#### Input ####

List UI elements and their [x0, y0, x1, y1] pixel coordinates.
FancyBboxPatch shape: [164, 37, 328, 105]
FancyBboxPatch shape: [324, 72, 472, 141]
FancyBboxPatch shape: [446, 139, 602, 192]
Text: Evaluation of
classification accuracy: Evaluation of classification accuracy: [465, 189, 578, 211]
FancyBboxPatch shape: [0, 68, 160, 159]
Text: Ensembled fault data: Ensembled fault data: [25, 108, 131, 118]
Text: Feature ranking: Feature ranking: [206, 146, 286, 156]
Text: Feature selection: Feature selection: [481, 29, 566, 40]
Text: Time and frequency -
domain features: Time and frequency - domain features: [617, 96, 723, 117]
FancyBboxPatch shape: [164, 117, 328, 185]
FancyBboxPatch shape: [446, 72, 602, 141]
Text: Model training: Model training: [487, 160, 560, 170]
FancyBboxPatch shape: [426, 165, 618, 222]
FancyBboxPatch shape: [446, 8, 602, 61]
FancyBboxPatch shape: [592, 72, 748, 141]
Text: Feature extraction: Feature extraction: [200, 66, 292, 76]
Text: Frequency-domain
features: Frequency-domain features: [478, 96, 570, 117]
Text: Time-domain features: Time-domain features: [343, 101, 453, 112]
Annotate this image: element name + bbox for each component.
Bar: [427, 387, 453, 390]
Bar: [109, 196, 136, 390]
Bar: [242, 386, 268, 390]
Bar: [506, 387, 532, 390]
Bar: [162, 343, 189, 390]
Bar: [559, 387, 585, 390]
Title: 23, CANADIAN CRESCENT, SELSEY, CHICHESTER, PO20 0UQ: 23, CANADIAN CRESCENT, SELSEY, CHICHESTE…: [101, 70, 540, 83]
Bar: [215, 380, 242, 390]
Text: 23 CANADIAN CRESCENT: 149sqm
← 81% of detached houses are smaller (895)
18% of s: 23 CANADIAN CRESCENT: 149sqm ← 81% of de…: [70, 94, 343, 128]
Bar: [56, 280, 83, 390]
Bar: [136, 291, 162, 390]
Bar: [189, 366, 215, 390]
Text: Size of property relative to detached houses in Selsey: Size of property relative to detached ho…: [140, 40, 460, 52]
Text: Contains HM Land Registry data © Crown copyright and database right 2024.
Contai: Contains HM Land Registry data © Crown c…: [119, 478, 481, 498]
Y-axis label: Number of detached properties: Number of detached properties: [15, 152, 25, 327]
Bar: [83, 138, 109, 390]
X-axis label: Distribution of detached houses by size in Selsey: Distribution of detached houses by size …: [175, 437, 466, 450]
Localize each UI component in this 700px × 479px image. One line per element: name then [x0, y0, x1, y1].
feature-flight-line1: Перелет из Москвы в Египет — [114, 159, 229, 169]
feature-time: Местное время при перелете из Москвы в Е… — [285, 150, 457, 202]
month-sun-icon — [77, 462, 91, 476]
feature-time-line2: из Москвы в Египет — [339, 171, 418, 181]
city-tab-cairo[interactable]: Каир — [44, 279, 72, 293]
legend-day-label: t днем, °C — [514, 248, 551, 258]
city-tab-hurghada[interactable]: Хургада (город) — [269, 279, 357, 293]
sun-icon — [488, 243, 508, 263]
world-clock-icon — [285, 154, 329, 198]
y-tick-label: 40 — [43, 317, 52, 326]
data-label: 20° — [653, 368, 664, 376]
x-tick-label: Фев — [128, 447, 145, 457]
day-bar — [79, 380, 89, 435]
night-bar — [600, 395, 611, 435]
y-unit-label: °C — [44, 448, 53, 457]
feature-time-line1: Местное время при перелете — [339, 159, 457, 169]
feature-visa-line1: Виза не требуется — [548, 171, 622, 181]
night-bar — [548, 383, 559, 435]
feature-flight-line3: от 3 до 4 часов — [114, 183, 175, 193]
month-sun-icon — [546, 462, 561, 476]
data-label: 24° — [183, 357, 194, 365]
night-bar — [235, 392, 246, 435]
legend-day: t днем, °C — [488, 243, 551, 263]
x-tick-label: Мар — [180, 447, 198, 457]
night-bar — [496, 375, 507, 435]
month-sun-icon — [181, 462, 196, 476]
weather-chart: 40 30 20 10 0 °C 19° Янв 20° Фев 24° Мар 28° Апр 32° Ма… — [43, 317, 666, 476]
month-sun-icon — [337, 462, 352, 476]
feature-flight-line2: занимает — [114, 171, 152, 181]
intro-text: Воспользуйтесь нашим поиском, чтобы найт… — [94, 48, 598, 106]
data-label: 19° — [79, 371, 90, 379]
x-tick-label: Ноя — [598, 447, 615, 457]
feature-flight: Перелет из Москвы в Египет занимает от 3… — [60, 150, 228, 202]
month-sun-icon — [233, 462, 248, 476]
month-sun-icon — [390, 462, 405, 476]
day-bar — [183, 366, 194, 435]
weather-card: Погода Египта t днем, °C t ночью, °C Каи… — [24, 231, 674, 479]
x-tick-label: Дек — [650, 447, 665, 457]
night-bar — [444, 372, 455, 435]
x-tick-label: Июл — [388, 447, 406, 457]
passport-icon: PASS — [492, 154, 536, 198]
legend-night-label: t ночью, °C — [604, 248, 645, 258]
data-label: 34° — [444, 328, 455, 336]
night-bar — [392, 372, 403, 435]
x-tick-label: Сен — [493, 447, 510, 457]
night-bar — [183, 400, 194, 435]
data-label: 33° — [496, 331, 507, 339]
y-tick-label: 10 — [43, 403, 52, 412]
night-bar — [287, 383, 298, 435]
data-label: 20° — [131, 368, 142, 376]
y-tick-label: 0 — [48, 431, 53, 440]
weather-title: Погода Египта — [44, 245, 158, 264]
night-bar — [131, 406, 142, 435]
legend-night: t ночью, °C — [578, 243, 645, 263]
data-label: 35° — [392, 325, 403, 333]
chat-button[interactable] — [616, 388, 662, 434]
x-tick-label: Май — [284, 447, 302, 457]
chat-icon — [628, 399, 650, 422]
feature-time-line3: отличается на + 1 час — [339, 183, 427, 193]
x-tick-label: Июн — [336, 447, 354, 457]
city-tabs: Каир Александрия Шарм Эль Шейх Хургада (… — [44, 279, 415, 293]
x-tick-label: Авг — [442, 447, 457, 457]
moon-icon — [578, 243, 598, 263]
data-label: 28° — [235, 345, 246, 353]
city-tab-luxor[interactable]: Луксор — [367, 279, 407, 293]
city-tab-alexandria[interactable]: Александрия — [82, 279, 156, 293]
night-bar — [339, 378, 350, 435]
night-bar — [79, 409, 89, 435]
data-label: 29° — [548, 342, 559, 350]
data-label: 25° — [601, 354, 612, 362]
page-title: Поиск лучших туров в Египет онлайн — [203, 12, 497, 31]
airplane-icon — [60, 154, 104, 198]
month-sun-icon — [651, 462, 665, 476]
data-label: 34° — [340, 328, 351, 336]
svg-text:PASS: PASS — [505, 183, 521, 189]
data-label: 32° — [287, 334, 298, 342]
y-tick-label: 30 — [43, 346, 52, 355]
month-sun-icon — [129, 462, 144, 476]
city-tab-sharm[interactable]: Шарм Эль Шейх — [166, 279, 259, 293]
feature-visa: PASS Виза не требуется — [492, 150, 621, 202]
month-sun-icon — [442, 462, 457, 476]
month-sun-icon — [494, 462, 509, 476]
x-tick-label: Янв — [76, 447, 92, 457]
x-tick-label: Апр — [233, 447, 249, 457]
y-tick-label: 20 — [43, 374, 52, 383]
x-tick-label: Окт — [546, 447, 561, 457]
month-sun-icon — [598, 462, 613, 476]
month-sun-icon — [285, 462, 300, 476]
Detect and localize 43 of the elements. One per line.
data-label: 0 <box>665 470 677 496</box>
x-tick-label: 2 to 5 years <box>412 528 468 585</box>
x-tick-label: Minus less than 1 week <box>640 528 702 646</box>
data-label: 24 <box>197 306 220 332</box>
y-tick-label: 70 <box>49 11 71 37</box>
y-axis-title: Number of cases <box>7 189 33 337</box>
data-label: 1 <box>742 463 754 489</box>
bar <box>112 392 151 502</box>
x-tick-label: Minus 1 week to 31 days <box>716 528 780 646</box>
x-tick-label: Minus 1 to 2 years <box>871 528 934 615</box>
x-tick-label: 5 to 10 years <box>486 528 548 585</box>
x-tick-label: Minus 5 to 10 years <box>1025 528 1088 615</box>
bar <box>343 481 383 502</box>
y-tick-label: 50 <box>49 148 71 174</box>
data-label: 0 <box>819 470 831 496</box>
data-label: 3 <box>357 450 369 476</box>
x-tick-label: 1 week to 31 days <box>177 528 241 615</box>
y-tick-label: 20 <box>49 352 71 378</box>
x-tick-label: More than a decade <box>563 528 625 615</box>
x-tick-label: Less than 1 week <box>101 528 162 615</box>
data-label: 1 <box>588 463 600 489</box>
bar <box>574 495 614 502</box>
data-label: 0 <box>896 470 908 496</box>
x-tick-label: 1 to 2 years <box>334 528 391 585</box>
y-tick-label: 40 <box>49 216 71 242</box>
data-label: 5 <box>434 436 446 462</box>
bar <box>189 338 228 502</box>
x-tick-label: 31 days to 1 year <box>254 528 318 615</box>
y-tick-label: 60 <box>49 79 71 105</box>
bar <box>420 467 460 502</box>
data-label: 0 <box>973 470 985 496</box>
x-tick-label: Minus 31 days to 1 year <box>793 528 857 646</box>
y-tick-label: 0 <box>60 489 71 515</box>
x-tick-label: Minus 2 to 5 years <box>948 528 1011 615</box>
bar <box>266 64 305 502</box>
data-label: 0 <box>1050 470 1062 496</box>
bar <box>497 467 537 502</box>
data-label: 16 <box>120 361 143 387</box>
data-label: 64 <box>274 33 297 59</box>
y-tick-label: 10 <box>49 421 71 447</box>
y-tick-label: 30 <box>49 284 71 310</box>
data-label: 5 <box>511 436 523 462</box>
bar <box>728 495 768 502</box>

####

Task objective ▸
Copy the rows above again, from the first row up to and including the line containing "Text: Size of".

Response for this exercise ▸
List UI elements and their [x0, y0, x1, y1] pixel coordinates.
FancyBboxPatch shape: [164, 37, 328, 105]
FancyBboxPatch shape: [324, 72, 472, 141]
FancyBboxPatch shape: [446, 139, 602, 192]
Text: Evaluation of
classification accuracy: Evaluation of classification accuracy: [465, 189, 578, 211]
FancyBboxPatch shape: [0, 68, 160, 159]
Text: Ensembled fault data: Ensembled fault data: [25, 108, 131, 118]
Text: Feature ranking: Feature ranking: [206, 146, 286, 156]
Text: Feature selection: Feature selection: [481, 29, 566, 40]
Text: Time and frequency -
domain features: Time and frequency - domain features: [617, 96, 723, 117]
FancyBboxPatch shape: [164, 117, 328, 185]
FancyBboxPatch shape: [446, 72, 602, 141]
Text: Model training: Model training: [487, 160, 560, 170]
FancyBboxPatch shape: [426, 165, 618, 222]
FancyBboxPatch shape: [446, 8, 602, 61]
FancyBboxPatch shape: [592, 72, 748, 141]
Text: Feature extraction: Feature extraction: [200, 66, 292, 76]
Text: Frequency-domain
features: Frequency-domain features: [478, 96, 570, 117]
Text: Time-domain features: Time-domain features: [343, 101, 453, 112]
Annotate this image: element name + bbox for each component.
Bar: [427, 387, 453, 390]
Bar: [109, 196, 136, 390]
Bar: [242, 386, 268, 390]
Bar: [506, 387, 532, 390]
Bar: [162, 343, 189, 390]
Bar: [559, 387, 585, 390]
Title: 23, CANADIAN CRESCENT, SELSEY, CHICHESTER, PO20 0UQ: 23, CANADIAN CRESCENT, SELSEY, CHICHESTE…: [101, 70, 540, 83]
Bar: [215, 380, 242, 390]
Text: 23 CANADIAN CRESCENT: 149sqm
← 81% of detached houses are smaller (895)
18% of s: 23 CANADIAN CRESCENT: 149sqm ← 81% of de…: [70, 94, 343, 128]
Bar: [56, 280, 83, 390]
Bar: [136, 291, 162, 390]
Bar: [189, 366, 215, 390]
Text: Size of property relative to detached houses in Selsey: Size of property relative to detached ho…: [140, 40, 460, 52]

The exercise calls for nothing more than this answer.